▸ Stored data:
'''

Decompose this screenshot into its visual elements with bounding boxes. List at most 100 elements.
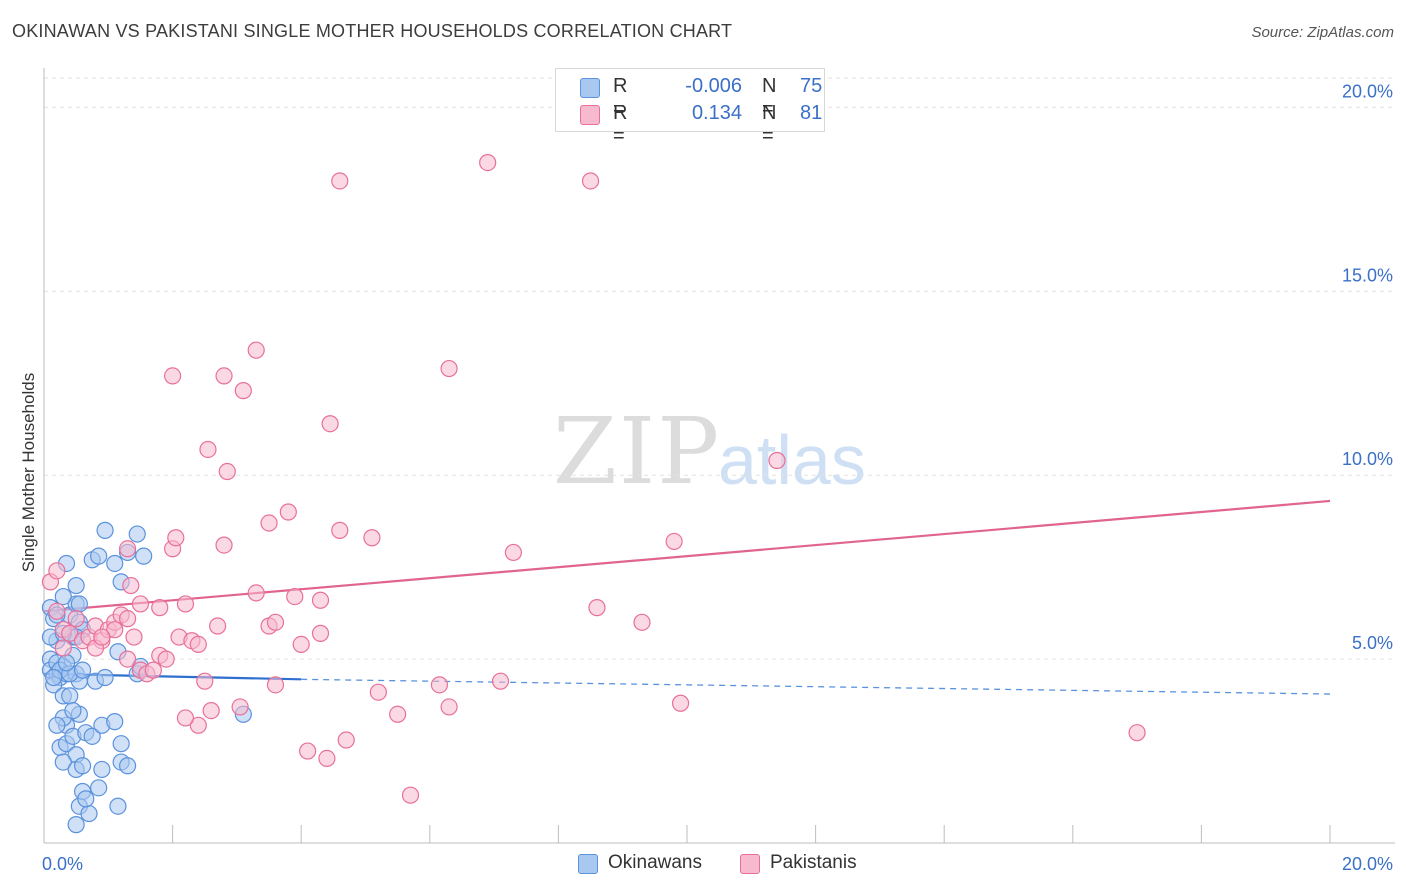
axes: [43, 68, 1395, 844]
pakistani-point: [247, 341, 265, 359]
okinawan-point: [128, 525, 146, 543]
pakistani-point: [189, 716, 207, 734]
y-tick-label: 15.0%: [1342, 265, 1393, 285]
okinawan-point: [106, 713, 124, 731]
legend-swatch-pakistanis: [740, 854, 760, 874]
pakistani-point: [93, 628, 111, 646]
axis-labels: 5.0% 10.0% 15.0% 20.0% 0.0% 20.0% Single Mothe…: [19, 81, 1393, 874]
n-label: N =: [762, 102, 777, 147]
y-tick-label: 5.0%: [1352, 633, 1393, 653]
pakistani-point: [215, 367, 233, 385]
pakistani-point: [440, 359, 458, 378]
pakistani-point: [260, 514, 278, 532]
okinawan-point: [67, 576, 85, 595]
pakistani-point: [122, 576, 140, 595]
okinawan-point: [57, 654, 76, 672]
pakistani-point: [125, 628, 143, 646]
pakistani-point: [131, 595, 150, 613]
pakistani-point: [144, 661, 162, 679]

'''

▸ Do this: Reproduce word for word the stretch of the data from the line containing "axes: [43, 68, 1395, 844]" through the last line.

▸ Task answer:
axes: [43, 68, 1395, 844]
pakistani-point: [247, 341, 265, 359]
okinawan-point: [128, 525, 146, 543]
pakistani-point: [189, 716, 207, 734]
y-tick-label: 15.0%: [1342, 265, 1393, 285]
okinawan-point: [106, 713, 124, 731]
legend-swatch-pakistanis: [740, 854, 760, 874]
pakistani-point: [93, 628, 111, 646]
axis-labels: 5.0% 10.0% 15.0% 20.0% 0.0% 20.0% Single Mothe…: [19, 81, 1393, 874]
n-label: N =: [762, 102, 777, 147]
y-tick-label: 5.0%: [1352, 633, 1393, 653]
pakistani-point: [215, 367, 233, 385]
pakistani-point: [440, 359, 458, 378]
pakistani-point: [260, 514, 278, 532]
okinawan-point: [67, 576, 85, 595]
pakistani-point: [122, 576, 140, 595]
okinawan-point: [57, 654, 76, 672]
pakistani-point: [125, 628, 143, 646]
pakistani-point: [131, 595, 150, 613]
pakistani-point: [144, 661, 162, 679]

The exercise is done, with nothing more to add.